Reproduce the records below in full and word for word, excluding pictures.
Begin
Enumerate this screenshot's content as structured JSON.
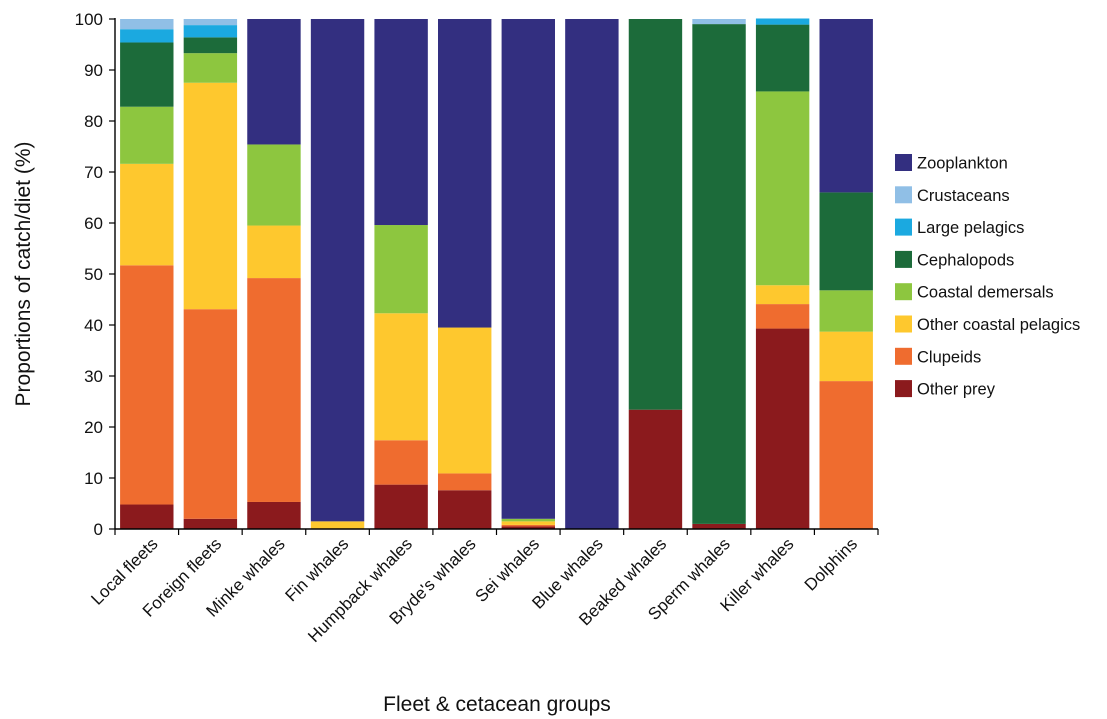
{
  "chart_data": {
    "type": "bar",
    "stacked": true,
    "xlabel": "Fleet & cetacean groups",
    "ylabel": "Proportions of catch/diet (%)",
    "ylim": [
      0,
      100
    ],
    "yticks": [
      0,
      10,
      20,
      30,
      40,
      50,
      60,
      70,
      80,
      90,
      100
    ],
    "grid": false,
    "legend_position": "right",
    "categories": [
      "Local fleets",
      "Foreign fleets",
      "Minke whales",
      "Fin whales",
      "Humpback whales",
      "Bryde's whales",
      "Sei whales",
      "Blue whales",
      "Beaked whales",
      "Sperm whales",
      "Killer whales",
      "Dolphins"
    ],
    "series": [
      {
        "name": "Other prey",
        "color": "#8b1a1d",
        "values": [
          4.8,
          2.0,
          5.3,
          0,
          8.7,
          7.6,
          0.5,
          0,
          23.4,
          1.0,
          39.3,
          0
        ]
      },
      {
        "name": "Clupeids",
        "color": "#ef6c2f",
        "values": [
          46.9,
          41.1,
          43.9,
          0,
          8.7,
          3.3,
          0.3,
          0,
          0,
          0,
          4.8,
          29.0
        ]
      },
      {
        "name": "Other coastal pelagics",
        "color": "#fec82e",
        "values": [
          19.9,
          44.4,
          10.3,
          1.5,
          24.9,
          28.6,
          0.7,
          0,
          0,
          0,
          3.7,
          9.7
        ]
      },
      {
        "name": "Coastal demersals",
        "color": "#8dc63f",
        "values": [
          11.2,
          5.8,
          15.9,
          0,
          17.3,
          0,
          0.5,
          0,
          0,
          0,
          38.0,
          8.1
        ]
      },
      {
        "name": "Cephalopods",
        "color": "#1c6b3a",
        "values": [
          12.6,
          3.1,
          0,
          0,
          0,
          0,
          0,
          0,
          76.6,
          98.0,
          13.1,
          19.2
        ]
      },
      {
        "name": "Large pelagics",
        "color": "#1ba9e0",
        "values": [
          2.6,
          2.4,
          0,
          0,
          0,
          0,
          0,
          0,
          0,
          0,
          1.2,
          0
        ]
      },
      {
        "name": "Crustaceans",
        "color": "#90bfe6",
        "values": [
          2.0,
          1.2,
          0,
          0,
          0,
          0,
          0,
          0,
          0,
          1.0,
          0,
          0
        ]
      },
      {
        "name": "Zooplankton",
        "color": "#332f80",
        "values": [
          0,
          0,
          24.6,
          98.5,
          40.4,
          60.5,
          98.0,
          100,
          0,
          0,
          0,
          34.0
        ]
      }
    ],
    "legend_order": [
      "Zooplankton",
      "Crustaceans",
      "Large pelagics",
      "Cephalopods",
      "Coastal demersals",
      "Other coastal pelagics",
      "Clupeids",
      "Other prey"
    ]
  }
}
End
Reply =
Enumerate this screenshot's content as structured JSON.
{
  "chart_data": {
    "type": "bar",
    "stacked": true,
    "xlabel": "Fleet & cetacean groups",
    "ylabel": "Proportions of catch/diet (%)",
    "ylim": [
      0,
      100
    ],
    "yticks": [
      0,
      10,
      20,
      30,
      40,
      50,
      60,
      70,
      80,
      90,
      100
    ],
    "grid": false,
    "legend_position": "right",
    "categories": [
      "Local fleets",
      "Foreign fleets",
      "Minke whales",
      "Fin whales",
      "Humpback whales",
      "Bryde's whales",
      "Sei whales",
      "Blue whales",
      "Beaked whales",
      "Sperm whales",
      "Killer whales",
      "Dolphins"
    ],
    "series": [
      {
        "name": "Other prey",
        "color": "#8b1a1d",
        "values": [
          4.8,
          2.0,
          5.3,
          0,
          8.7,
          7.6,
          0.5,
          0,
          23.4,
          1.0,
          39.3,
          0
        ]
      },
      {
        "name": "Clupeids",
        "color": "#ef6c2f",
        "values": [
          46.9,
          41.1,
          43.9,
          0,
          8.7,
          3.3,
          0.3,
          0,
          0,
          0,
          4.8,
          29.0
        ]
      },
      {
        "name": "Other coastal pelagics",
        "color": "#fec82e",
        "values": [
          19.9,
          44.4,
          10.3,
          1.5,
          24.9,
          28.6,
          0.7,
          0,
          0,
          0,
          3.7,
          9.7
        ]
      },
      {
        "name": "Coastal demersals",
        "color": "#8dc63f",
        "values": [
          11.2,
          5.8,
          15.9,
          0,
          17.3,
          0,
          0.5,
          0,
          0,
          0,
          38.0,
          8.1
        ]
      },
      {
        "name": "Cephalopods",
        "color": "#1c6b3a",
        "values": [
          12.6,
          3.1,
          0,
          0,
          0,
          0,
          0,
          0,
          76.6,
          98.0,
          13.1,
          19.2
        ]
      },
      {
        "name": "Large pelagics",
        "color": "#1ba9e0",
        "values": [
          2.6,
          2.4,
          0,
          0,
          0,
          0,
          0,
          0,
          0,
          0,
          1.2,
          0
        ]
      },
      {
        "name": "Crustaceans",
        "color": "#90bfe6",
        "values": [
          2.0,
          1.2,
          0,
          0,
          0,
          0,
          0,
          0,
          0,
          1.0,
          0,
          0
        ]
      },
      {
        "name": "Zooplankton",
        "color": "#332f80",
        "values": [
          0,
          0,
          24.6,
          98.5,
          40.4,
          60.5,
          98.0,
          100,
          0,
          0,
          0,
          34.0
        ]
      }
    ],
    "legend_order": [
      "Zooplankton",
      "Crustaceans",
      "Large pelagics",
      "Cephalopods",
      "Coastal demersals",
      "Other coastal pelagics",
      "Clupeids",
      "Other prey"
    ]
  }
}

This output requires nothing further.